Raw records:
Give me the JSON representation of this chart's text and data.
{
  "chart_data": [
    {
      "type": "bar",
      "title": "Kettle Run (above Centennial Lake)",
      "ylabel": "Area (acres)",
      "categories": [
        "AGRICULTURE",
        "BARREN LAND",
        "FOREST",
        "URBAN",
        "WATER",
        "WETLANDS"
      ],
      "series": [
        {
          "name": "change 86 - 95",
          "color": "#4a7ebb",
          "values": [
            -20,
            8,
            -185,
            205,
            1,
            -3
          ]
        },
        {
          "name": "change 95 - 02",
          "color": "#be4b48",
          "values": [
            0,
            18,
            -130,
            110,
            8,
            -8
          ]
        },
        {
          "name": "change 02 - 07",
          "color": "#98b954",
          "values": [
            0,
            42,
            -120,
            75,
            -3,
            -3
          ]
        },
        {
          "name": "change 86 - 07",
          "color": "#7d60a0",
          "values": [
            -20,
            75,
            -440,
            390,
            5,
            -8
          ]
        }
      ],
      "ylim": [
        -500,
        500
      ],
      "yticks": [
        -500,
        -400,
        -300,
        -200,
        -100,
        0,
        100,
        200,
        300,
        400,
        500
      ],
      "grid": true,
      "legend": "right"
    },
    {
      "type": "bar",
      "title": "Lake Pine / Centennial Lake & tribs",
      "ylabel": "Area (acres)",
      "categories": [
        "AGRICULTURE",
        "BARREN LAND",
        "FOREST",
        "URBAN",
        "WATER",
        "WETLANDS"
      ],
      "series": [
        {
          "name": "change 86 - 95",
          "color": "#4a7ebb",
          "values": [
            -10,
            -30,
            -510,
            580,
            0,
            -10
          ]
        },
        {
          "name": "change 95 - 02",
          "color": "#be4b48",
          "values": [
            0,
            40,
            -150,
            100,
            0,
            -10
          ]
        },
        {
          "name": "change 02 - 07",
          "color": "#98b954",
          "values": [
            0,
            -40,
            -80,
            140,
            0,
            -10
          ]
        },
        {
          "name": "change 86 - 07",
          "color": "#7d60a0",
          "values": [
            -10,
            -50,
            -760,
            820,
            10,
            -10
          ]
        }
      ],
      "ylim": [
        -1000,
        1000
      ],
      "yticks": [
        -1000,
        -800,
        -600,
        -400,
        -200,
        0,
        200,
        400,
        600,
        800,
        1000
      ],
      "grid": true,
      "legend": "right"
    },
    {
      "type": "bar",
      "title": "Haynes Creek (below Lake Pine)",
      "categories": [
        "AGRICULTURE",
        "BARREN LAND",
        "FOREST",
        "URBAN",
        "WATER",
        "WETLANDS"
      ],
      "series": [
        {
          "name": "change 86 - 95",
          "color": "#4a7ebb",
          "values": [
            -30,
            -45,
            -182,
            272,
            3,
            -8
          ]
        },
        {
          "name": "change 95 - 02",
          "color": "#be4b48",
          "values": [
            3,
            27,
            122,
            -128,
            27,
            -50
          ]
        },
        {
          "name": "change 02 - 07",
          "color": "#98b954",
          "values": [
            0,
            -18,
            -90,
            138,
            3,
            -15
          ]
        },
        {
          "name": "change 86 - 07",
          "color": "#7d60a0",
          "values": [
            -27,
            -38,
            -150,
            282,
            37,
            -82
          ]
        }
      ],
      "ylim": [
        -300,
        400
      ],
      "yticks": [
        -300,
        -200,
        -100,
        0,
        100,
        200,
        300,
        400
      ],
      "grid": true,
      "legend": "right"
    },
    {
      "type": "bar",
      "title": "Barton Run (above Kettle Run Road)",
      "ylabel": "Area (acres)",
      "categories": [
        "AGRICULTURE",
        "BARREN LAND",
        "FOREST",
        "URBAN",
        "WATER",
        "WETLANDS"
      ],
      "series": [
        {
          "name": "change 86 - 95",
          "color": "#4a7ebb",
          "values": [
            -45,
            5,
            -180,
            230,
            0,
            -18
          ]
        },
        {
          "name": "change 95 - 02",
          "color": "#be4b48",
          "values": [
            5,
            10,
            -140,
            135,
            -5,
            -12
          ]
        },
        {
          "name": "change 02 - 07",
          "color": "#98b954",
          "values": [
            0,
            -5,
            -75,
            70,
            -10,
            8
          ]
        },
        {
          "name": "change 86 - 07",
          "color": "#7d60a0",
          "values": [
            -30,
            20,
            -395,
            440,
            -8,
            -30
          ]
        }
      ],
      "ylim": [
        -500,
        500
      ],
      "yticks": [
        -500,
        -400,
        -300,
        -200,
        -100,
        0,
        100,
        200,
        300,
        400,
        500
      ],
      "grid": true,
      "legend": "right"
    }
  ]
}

Work required: Please output the entries above, every line exactly as it reads.

Finished task:
Give me the JSON representation of this chart's text and data.
{
  "chart_data": [
    {
      "type": "bar",
      "title": "Kettle Run (above Centennial Lake)",
      "ylabel": "Area (acres)",
      "categories": [
        "AGRICULTURE",
        "BARREN LAND",
        "FOREST",
        "URBAN",
        "WATER",
        "WETLANDS"
      ],
      "series": [
        {
          "name": "change 86 - 95",
          "color": "#4a7ebb",
          "values": [
            -20,
            8,
            -185,
            205,
            1,
            -3
          ]
        },
        {
          "name": "change 95 - 02",
          "color": "#be4b48",
          "values": [
            0,
            18,
            -130,
            110,
            8,
            -8
          ]
        },
        {
          "name": "change 02 - 07",
          "color": "#98b954",
          "values": [
            0,
            42,
            -120,
            75,
            -3,
            -3
          ]
        },
        {
          "name": "change 86 - 07",
          "color": "#7d60a0",
          "values": [
            -20,
            75,
            -440,
            390,
            5,
            -8
          ]
        }
      ],
      "ylim": [
        -500,
        500
      ],
      "yticks": [
        -500,
        -400,
        -300,
        -200,
        -100,
        0,
        100,
        200,
        300,
        400,
        500
      ],
      "grid": true,
      "legend": "right"
    },
    {
      "type": "bar",
      "title": "Lake Pine / Centennial Lake & tribs",
      "ylabel": "Area (acres)",
      "categories": [
        "AGRICULTURE",
        "BARREN LAND",
        "FOREST",
        "URBAN",
        "WATER",
        "WETLANDS"
      ],
      "series": [
        {
          "name": "change 86 - 95",
          "color": "#4a7ebb",
          "values": [
            -10,
            -30,
            -510,
            580,
            0,
            -10
          ]
        },
        {
          "name": "change 95 - 02",
          "color": "#be4b48",
          "values": [
            0,
            40,
            -150,
            100,
            0,
            -10
          ]
        },
        {
          "name": "change 02 - 07",
          "color": "#98b954",
          "values": [
            0,
            -40,
            -80,
            140,
            0,
            -10
          ]
        },
        {
          "name": "change 86 - 07",
          "color": "#7d60a0",
          "values": [
            -10,
            -50,
            -760,
            820,
            10,
            -10
          ]
        }
      ],
      "ylim": [
        -1000,
        1000
      ],
      "yticks": [
        -1000,
        -800,
        -600,
        -400,
        -200,
        0,
        200,
        400,
        600,
        800,
        1000
      ],
      "grid": true,
      "legend": "right"
    },
    {
      "type": "bar",
      "title": "Haynes Creek (below Lake Pine)",
      "categories": [
        "AGRICULTURE",
        "BARREN LAND",
        "FOREST",
        "URBAN",
        "WATER",
        "WETLANDS"
      ],
      "series": [
        {
          "name": "change 86 - 95",
          "color": "#4a7ebb",
          "values": [
            -30,
            -45,
            -182,
            272,
            3,
            -8
          ]
        },
        {
          "name": "change 95 - 02",
          "color": "#be4b48",
          "values": [
            3,
            27,
            122,
            -128,
            27,
            -50
          ]
        },
        {
          "name": "change 02 - 07",
          "color": "#98b954",
          "values": [
            0,
            -18,
            -90,
            138,
            3,
            -15
          ]
        },
        {
          "name": "change 86 - 07",
          "color": "#7d60a0",
          "values": [
            -27,
            -38,
            -150,
            282,
            37,
            -82
          ]
        }
      ],
      "ylim": [
        -300,
        400
      ],
      "yticks": [
        -300,
        -200,
        -100,
        0,
        100,
        200,
        300,
        400
      ],
      "grid": true,
      "legend": "right"
    },
    {
      "type": "bar",
      "title": "Barton Run (above Kettle Run Road)",
      "ylabel": "Area (acres)",
      "categories": [
        "AGRICULTURE",
        "BARREN LAND",
        "FOREST",
        "URBAN",
        "WATER",
        "WETLANDS"
      ],
      "series": [
        {
          "name": "change 86 - 95",
          "color": "#4a7ebb",
          "values": [
            -45,
            5,
            -180,
            230,
            0,
            -18
          ]
        },
        {
          "name": "change 95 - 02",
          "color": "#be4b48",
          "values": [
            5,
            10,
            -140,
            135,
            -5,
            -12
          ]
        },
        {
          "name": "change 02 - 07",
          "color": "#98b954",
          "values": [
            0,
            -5,
            -75,
            70,
            -10,
            8
          ]
        },
        {
          "name": "change 86 - 07",
          "color": "#7d60a0",
          "values": [
            -30,
            20,
            -395,
            440,
            -8,
            -30
          ]
        }
      ],
      "ylim": [
        -500,
        500
      ],
      "yticks": [
        -500,
        -400,
        -300,
        -200,
        -100,
        0,
        100,
        200,
        300,
        400,
        500
      ],
      "grid": true,
      "legend": "right"
    }
  ]
}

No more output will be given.